* _CHALLENGE_
Copy every line of the data that includes the string "Committee".

Stored records:
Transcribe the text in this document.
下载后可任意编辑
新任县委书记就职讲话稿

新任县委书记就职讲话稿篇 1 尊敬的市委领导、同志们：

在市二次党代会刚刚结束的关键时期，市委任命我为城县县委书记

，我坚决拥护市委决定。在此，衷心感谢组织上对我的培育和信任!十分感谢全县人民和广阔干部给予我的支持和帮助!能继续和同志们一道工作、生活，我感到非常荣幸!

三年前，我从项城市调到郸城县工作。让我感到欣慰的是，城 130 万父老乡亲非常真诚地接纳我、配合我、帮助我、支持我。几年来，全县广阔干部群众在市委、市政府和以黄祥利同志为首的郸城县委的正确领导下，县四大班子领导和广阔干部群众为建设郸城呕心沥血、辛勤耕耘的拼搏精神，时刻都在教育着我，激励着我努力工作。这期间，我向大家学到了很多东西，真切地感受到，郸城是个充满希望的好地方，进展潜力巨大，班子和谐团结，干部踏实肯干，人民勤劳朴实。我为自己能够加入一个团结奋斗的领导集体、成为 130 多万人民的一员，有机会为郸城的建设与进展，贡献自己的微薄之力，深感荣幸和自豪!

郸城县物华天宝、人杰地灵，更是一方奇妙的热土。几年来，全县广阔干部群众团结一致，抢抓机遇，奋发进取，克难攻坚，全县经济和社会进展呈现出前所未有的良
==
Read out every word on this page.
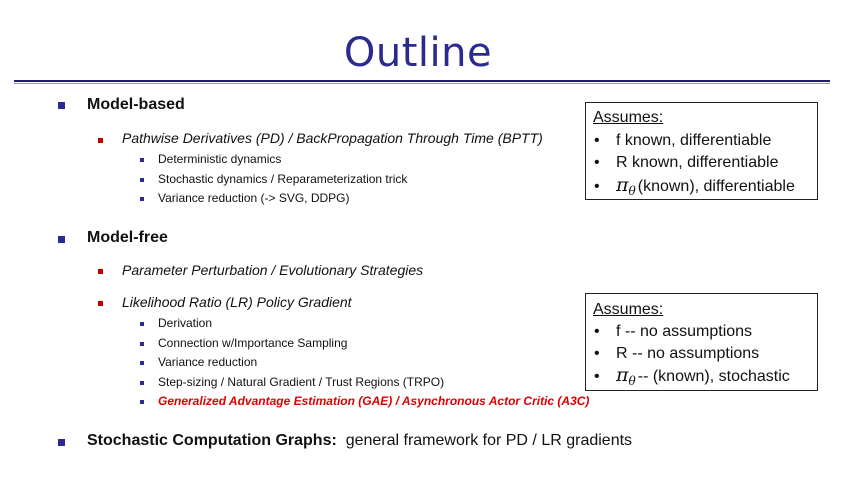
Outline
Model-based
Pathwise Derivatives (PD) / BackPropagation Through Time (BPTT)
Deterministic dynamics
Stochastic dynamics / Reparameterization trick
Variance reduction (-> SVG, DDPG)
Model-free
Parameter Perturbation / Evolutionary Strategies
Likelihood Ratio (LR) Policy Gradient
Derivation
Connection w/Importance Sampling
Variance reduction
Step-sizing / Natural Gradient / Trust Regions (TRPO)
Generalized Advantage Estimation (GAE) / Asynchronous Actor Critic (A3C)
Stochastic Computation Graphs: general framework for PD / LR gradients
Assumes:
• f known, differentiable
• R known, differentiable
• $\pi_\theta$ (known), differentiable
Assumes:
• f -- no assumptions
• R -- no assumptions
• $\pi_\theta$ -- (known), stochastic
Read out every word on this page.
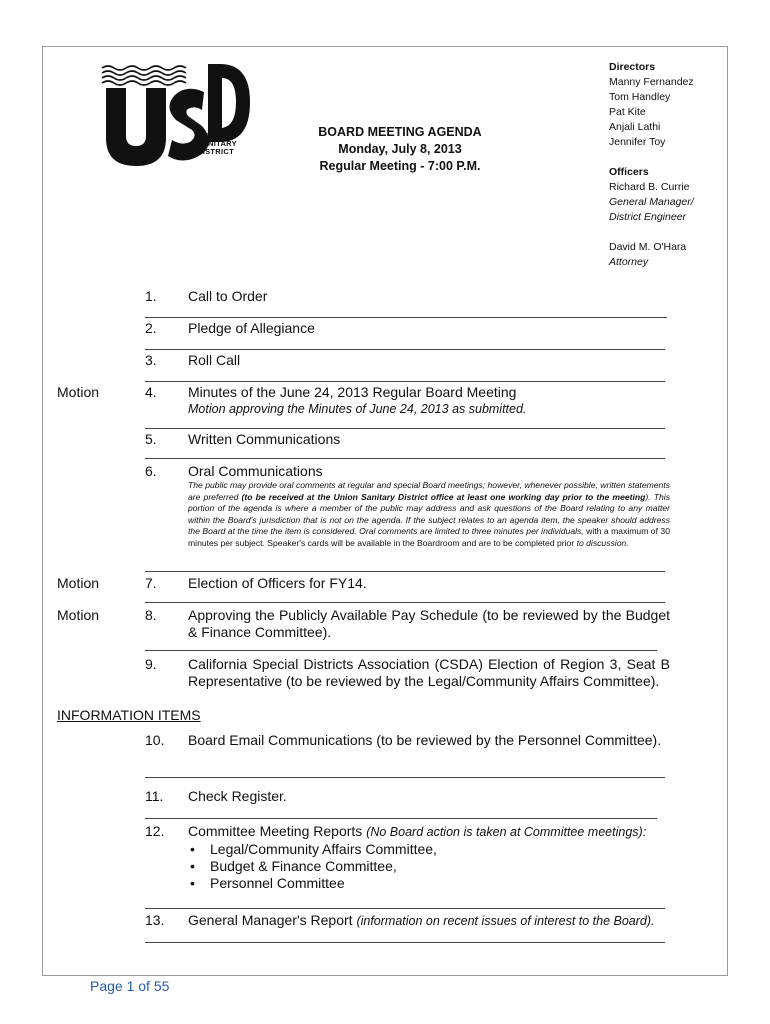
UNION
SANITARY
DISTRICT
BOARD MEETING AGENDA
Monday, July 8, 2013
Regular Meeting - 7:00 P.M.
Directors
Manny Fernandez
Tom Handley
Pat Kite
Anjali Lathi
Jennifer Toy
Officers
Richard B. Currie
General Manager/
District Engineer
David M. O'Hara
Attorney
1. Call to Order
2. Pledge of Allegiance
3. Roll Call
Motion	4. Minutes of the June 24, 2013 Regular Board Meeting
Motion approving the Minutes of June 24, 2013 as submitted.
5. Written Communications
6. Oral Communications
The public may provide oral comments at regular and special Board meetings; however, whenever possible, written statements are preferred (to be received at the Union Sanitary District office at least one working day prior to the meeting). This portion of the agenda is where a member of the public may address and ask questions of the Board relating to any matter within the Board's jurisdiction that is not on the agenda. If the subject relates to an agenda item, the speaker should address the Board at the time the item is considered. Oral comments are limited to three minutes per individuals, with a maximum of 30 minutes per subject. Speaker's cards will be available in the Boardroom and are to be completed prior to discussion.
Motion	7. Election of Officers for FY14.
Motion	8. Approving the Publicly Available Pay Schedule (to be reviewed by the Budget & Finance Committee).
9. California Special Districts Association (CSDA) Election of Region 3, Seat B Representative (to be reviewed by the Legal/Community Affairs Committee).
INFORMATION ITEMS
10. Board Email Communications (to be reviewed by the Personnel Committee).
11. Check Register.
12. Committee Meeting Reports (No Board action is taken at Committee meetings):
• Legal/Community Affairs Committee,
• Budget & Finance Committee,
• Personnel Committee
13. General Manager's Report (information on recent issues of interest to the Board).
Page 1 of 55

* _RESULT_
Motion	8. Approving the Publicly Available Pay Schedule (to be reviewed by the Budget & Finance Committee).
9. California Special Districts Association (CSDA) Election of Region 3, Seat B Representative (to be reviewed by the Legal/Community Affairs Committee).
10. Board Email Communications (to be reviewed by the Personnel Committee).
12. Committee Meeting Reports (No Board action is taken at Committee meetings):
• Legal/Community Affairs Committee,
• Budget & Finance Committee,
• Personnel Committee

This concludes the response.